» Stated problem:
Write every record out again exactly, and keep images out of it.

» Data records:
>> Begin

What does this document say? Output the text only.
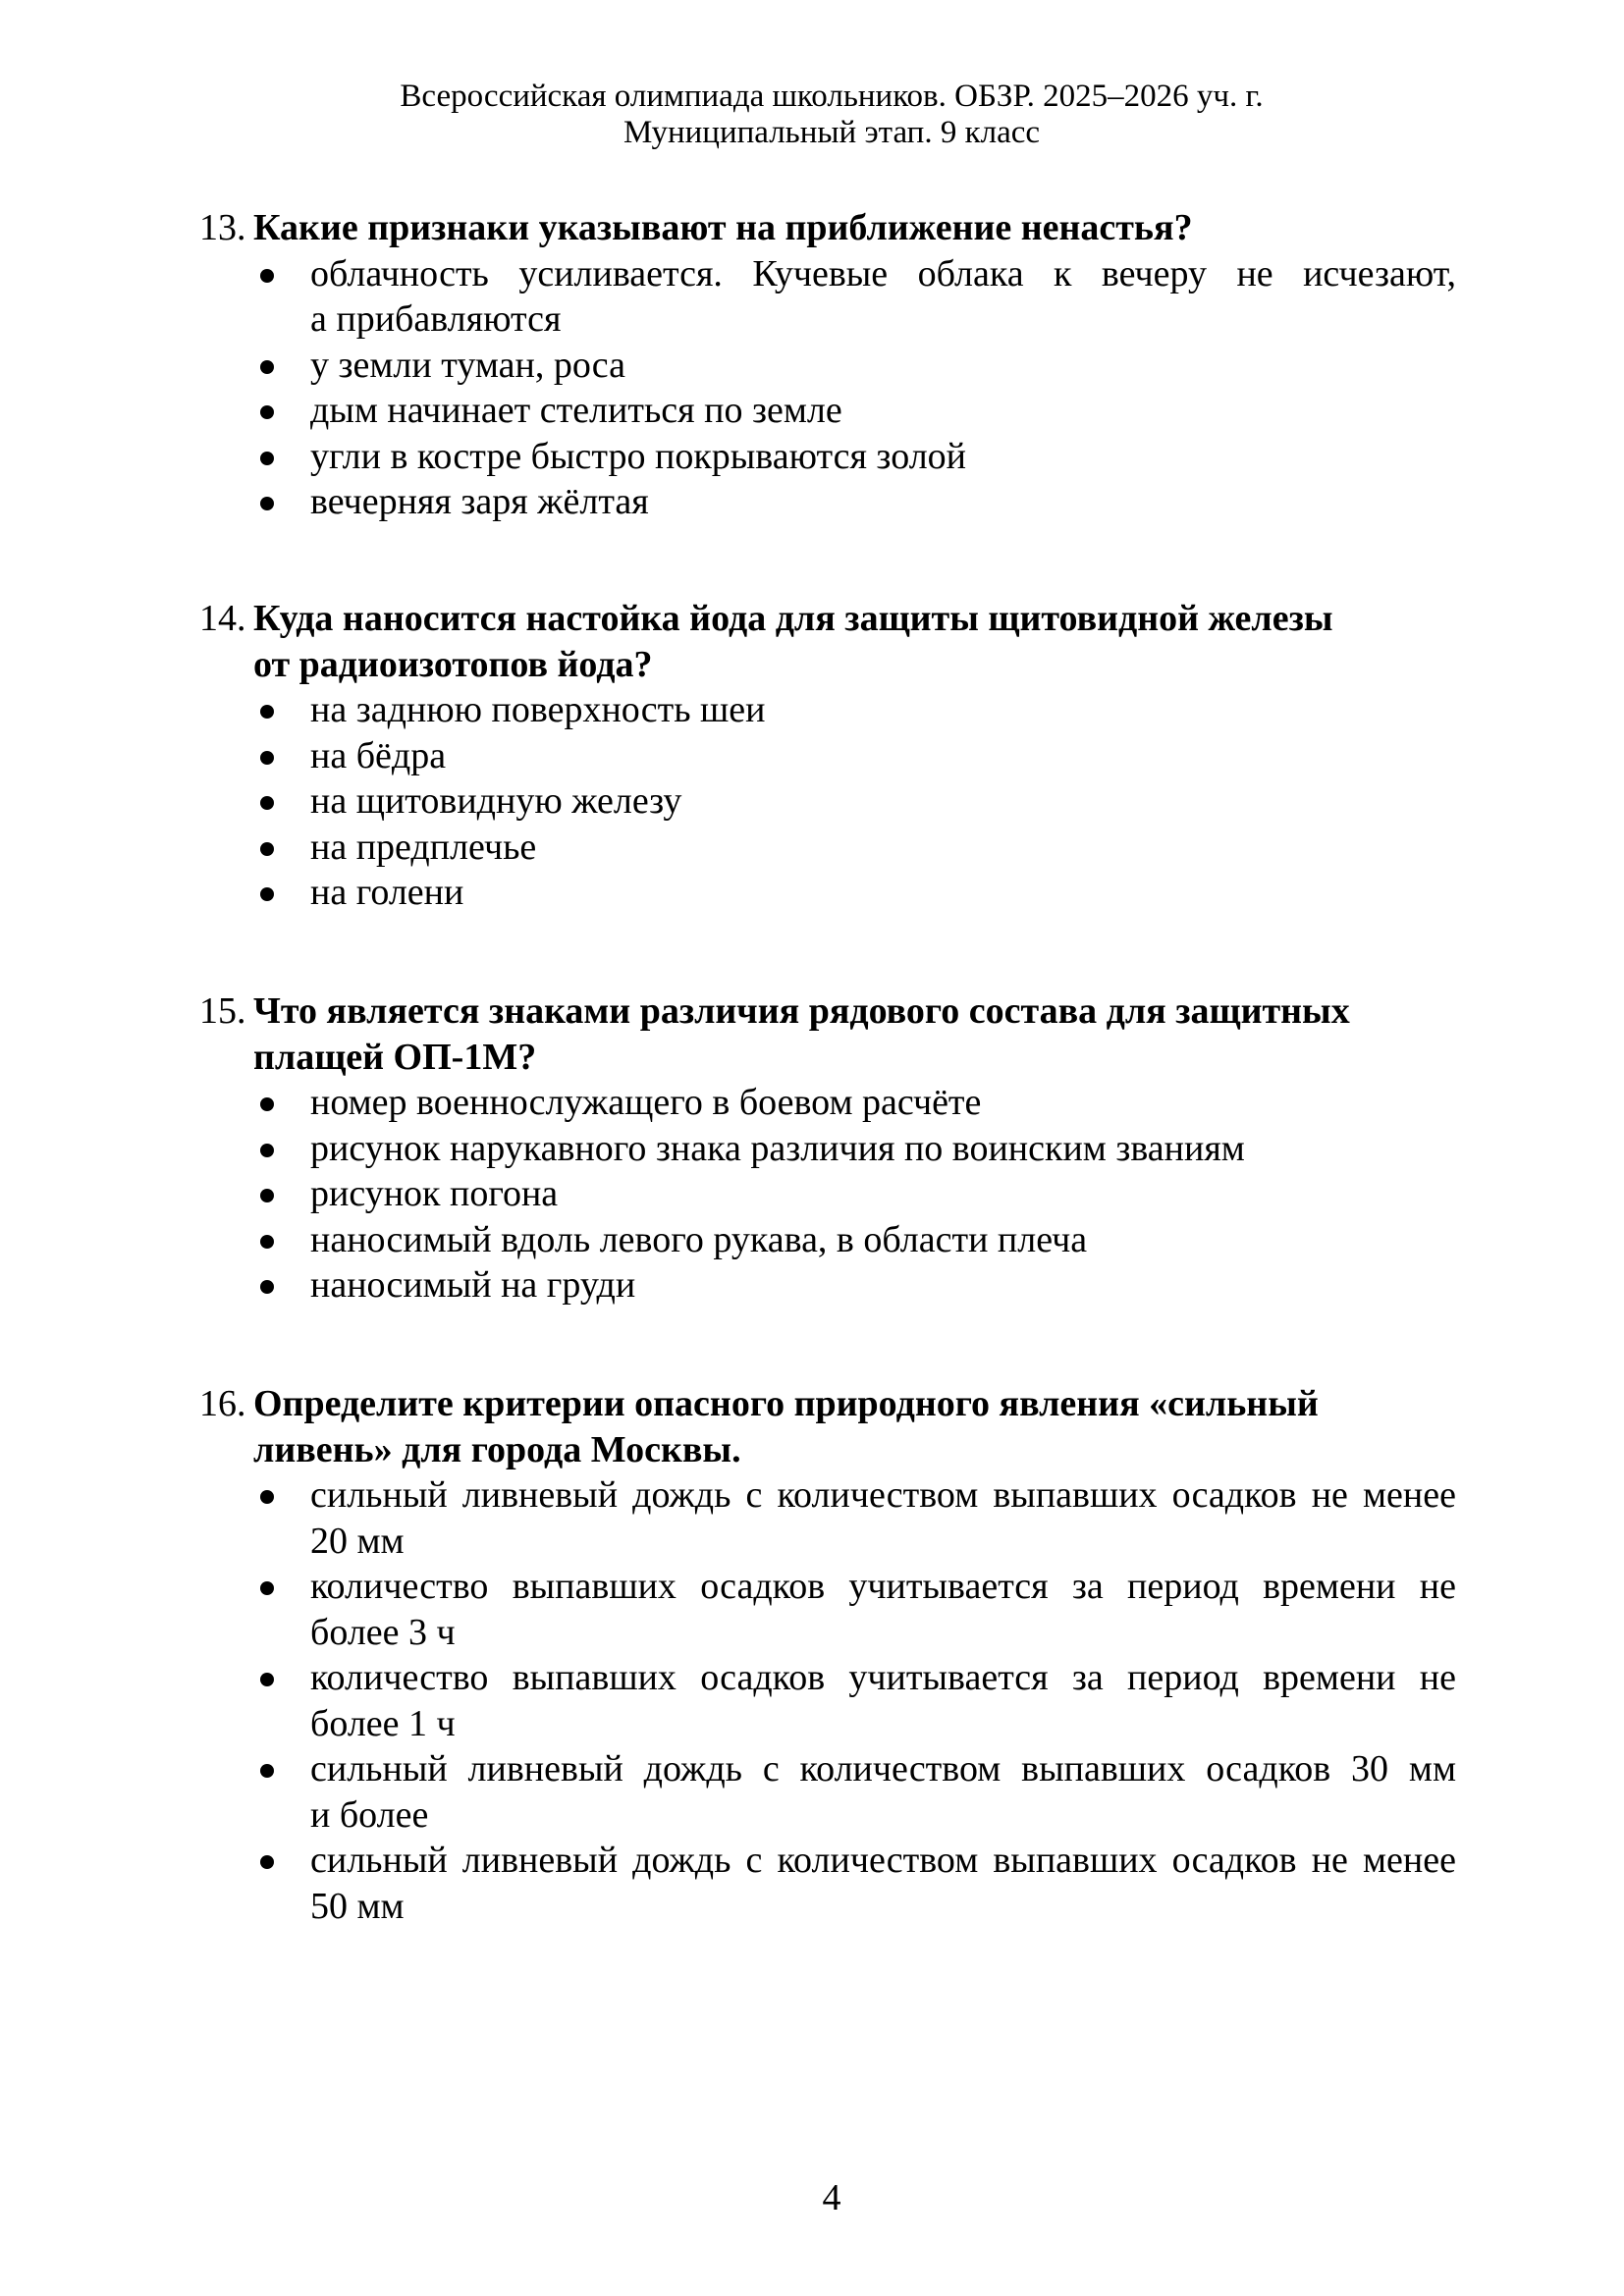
Всероссийская олимпиада школьников. ОБЗР. 2025–2026 уч. г.
Муниципальный этап. 9 класс
13. Какие признаки указывают на приближение ненастья?
облачность усиливается. Кучевые облака к вечеру не исчезают,
а прибавляются
у земли туман, роса
дым начинает стелиться по земле
угли в костре быстро покрываются золой
вечерняя заря жёлтая
14. Куда наносится настойка йода для защиты щитовидной железы
от радиоизотопов йода?
на заднюю поверхность шеи
на бёдра
на щитовидную железу
на предплечье
на голени
15. Что является знаками различия рядового состава для защитных
плащей ОП-1М?
номер военнослужащего в боевом расчёте
рисунок нарукавного знака различия по воинским званиям
рисунок погона
наносимый вдоль левого рукава, в области плеча
наносимый на груди
16. Определите критерии опасного природного явления «сильный
ливень» для города Москвы.
сильный ливневый дождь с количеством выпавших осадков не менее
20 мм
количество выпавших осадков учитывается за период времени не
более 3 ч
количество выпавших осадков учитывается за период времени не
более 1 ч
сильный ливневый дождь с количеством выпавших осадков 30 мм
и более
сильный ливневый дождь с количеством выпавших осадков не менее
50 мм
4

>> End

» Result:
What does this document say? Output the text only.
Всероссийская олимпиада школьников. ОБЗР. 2025–2026 уч. г.
Муниципальный этап. 9 класс
13. Какие признаки указывают на приближение ненастья?
облачность усиливается. Кучевые облака к вечеру не исчезают,
а прибавляются
у земли туман, роса
дым начинает стелиться по земле
угли в костре быстро покрываются золой
вечерняя заря жёлтая
14. Куда наносится настойка йода для защиты щитовидной железы
от радиоизотопов йода?
на заднюю поверхность шеи
на бёдра
на щитовидную железу
на предплечье
на голени
15. Что является знаками различия рядового состава для защитных
плащей ОП-1М?
номер военнослужащего в боевом расчёте
рисунок нарукавного знака различия по воинским званиям
рисунок погона
наносимый вдоль левого рукава, в области плеча
наносимый на груди
16. Определите критерии опасного природного явления «сильный
ливень» для города Москвы.
сильный ливневый дождь с количеством выпавших осадков не менее
20 мм
количество выпавших осадков учитывается за период времени не
более 3 ч
количество выпавших осадков учитывается за период времени не
более 1 ч
сильный ливневый дождь с количеством выпавших осадков 30 мм
и более
сильный ливневый дождь с количеством выпавших осадков не менее
50 мм
4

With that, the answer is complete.